* _Goal of the exercise_: Each record below is to be copied word for word, with pictures removed.

* _Materials provided_:

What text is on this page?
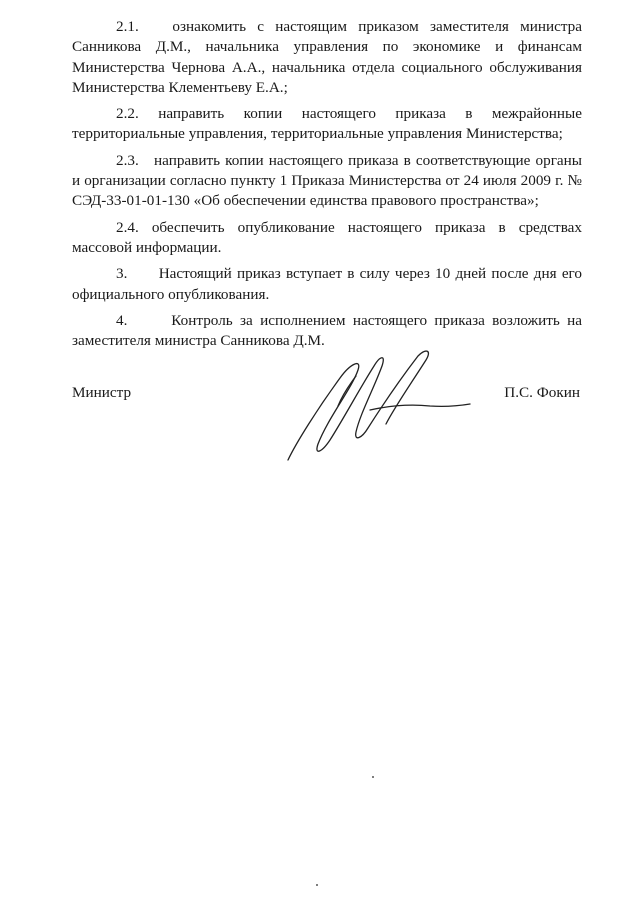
2.1. ознакомить с настоящим приказом заместителя министра Санникова Д.М., начальника управления по экономике и финансам Министерства Чернова А.А., начальника отдела социального обслуживания Министерства Клементьеву Е.А.;

2.2. направить копии настоящего приказа в межрайонные территориальные управления, территориальные управления Министерства;

2.3. направить копии настоящего приказа в соответствующие органы и организации согласно пункту 1 Приказа Министерства от 24 июля 2009 г. № СЭД-33-01-01-130 «Об обеспечении единства правового пространства»;

2.4. обеспечить опубликование настоящего приказа в средствах массовой информации.

3. Настоящий приказ вступает в силу через 10 дней после дня его официального опубликования.

4.	Контроль за исполнением настоящего приказа возложить на заместителя министра Санникова Д.М.

Министр	П.С. Фокин
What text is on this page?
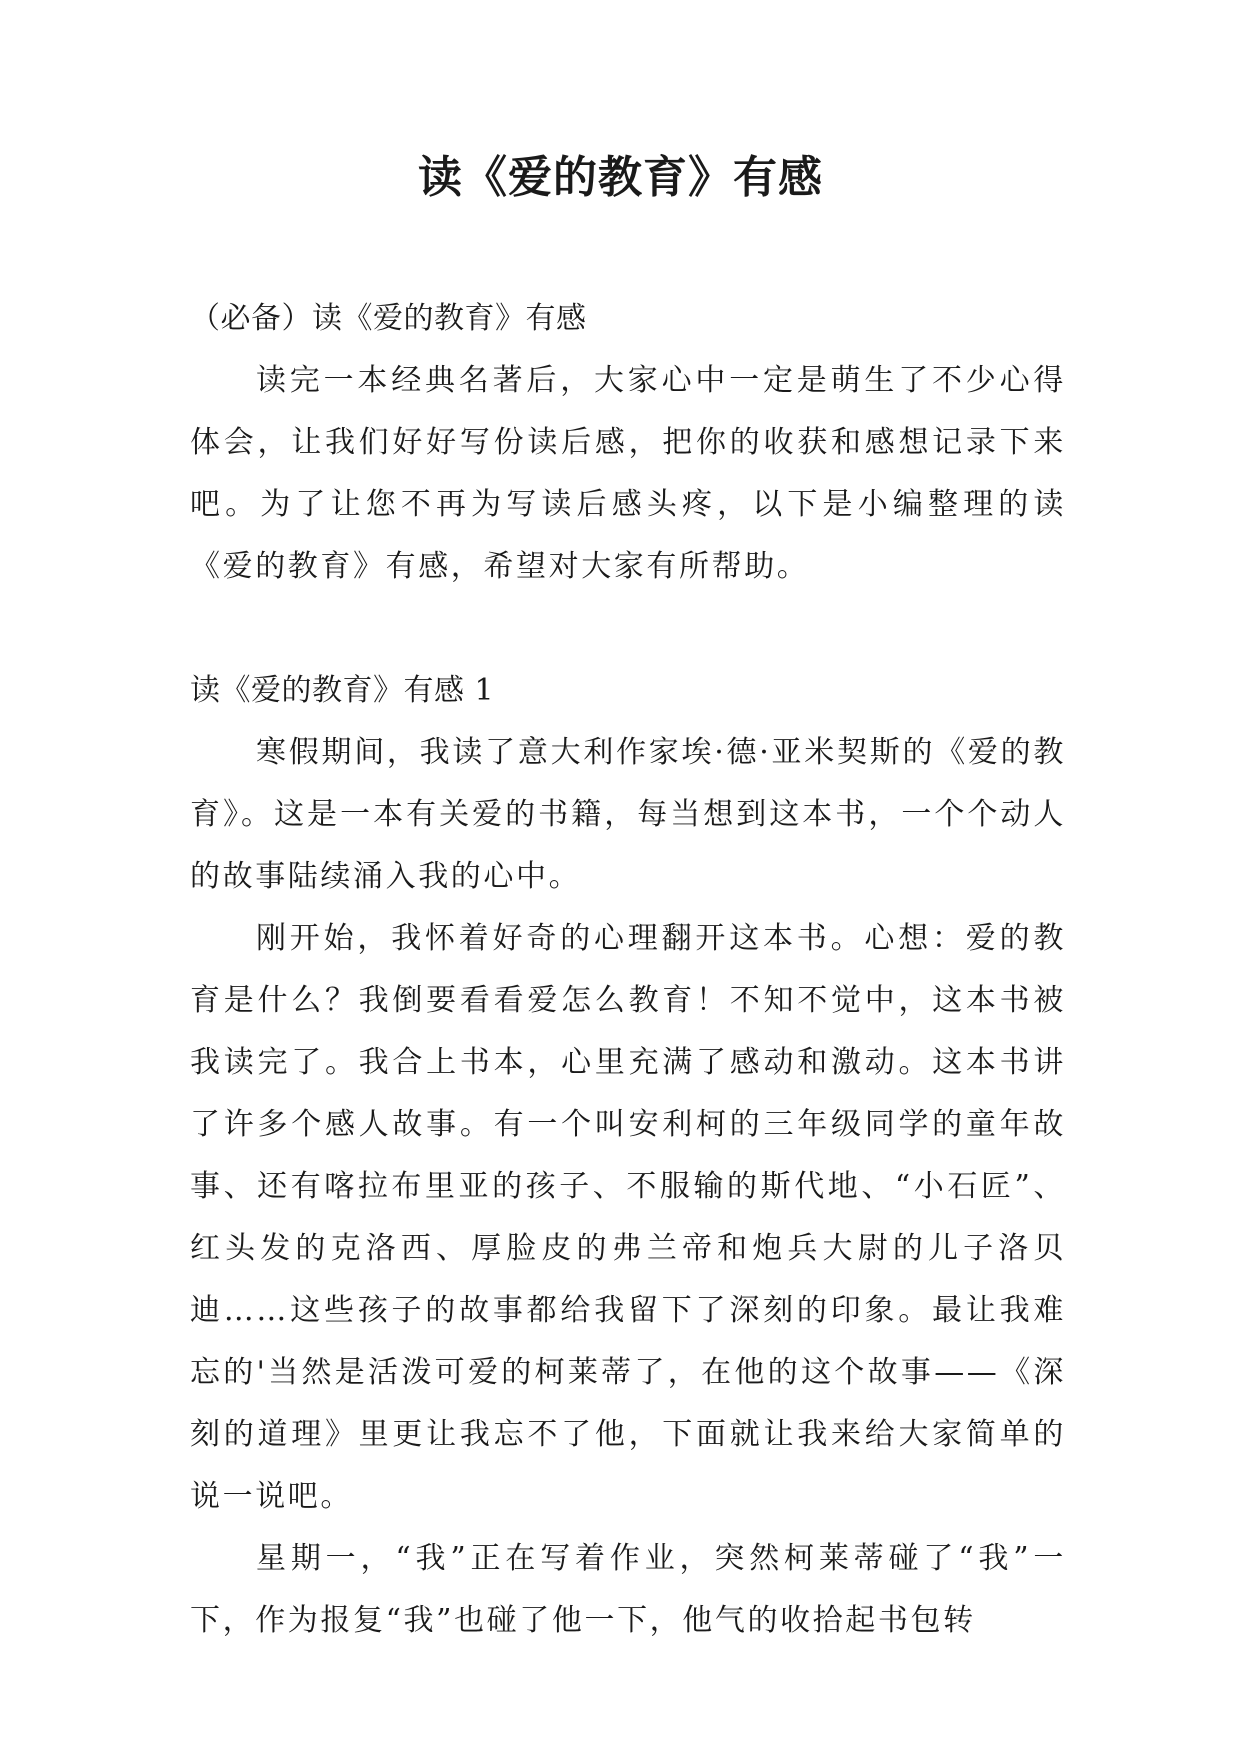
读《爱的教育》有感

（必备）读《爱的教育》有感

读完一本经典名著后，大家心中一定是萌生了不少心得体会，让我们好好写份读后感，把你的收获和感想记录下来吧。为了让您不再为写读后感头疼，以下是小编整理的读《爱的教育》有感，希望对大家有所帮助。

读《爱的教育》有感 1

寒假期间，我读了意大利作家埃·德·亚米契斯的《爱的教育》。这是一本有关爱的书籍，每当想到这本书，一个个动人的故事陆续涌入我的心中。

刚开始，我怀着好奇的心理翻开这本书。心想：爱的教育是什么？我倒要看看爱怎么教育！不知不觉中，这本书被我读完了。我合上书本，心里充满了感动和激动。这本书讲了许多个感人故事。有一个叫安利柯的三年级同学的童年故事、还有喀拉布里亚的孩子、不服输的斯代地、“小石匠”、红头发的克洛西、厚脸皮的弗兰帝和炮兵大尉的儿子洛贝迪……这些孩子的故事都给我留下了深刻的印象。最让我难忘的'当然是活泼可爱的柯莱蒂了，在他的这个故事——《深刻的道理》里更让我忘不了他，下面就让我来给大家简单的说一说吧。

星期一，“我”正在写着作业，突然柯莱蒂碰了“我”一下，作为报复“我”也碰了他一下，他气的收拾起书包转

* _Answer in full_:
What text is on this page?
2.1. ознакомить с настоящим приказом заместителя министра Санникова Д.М., начальника управления по экономике и финансам Министерства Чернова А.А., начальника отдела социального обслуживания Министерства Клементьеву Е.А.;

2.2. направить копии настоящего приказа в межрайонные территориальные управления, территориальные управления Министерства;

2.3. направить копии настоящего приказа в соответствующие органы и организации согласно пункту 1 Приказа Министерства от 24 июля 2009 г. № СЭД-33-01-01-130 «Об обеспечении единства правового пространства»;

2.4. обеспечить опубликование настоящего приказа в средствах массовой информации.

3. Настоящий приказ вступает в силу через 10 дней после дня его официального опубликования.

4.	Контроль за исполнением настоящего приказа возложить на заместителя министра Санникова Д.М.

Министр	П.С. Фокин
What text is on this page?
读《爱的教育》有感

（必备）读《爱的教育》有感

读完一本经典名著后，大家心中一定是萌生了不少心得体会，让我们好好写份读后感，把你的收获和感想记录下来吧。为了让您不再为写读后感头疼，以下是小编整理的读《爱的教育》有感，希望对大家有所帮助。

读《爱的教育》有感 1

寒假期间，我读了意大利作家埃·德·亚米契斯的《爱的教育》。这是一本有关爱的书籍，每当想到这本书，一个个动人的故事陆续涌入我的心中。

刚开始，我怀着好奇的心理翻开这本书。心想：爱的教育是什么？我倒要看看爱怎么教育！不知不觉中，这本书被我读完了。我合上书本，心里充满了感动和激动。这本书讲了许多个感人故事。有一个叫安利柯的三年级同学的童年故事、还有喀拉布里亚的孩子、不服输的斯代地、“小石匠”、红头发的克洛西、厚脸皮的弗兰帝和炮兵大尉的儿子洛贝迪……这些孩子的故事都给我留下了深刻的印象。最让我难忘的'当然是活泼可爱的柯莱蒂了，在他的这个故事——《深刻的道理》里更让我忘不了他，下面就让我来给大家简单的说一说吧。

星期一，“我”正在写着作业，突然柯莱蒂碰了“我”一下，作为报复“我”也碰了他一下，他气的收拾起书包转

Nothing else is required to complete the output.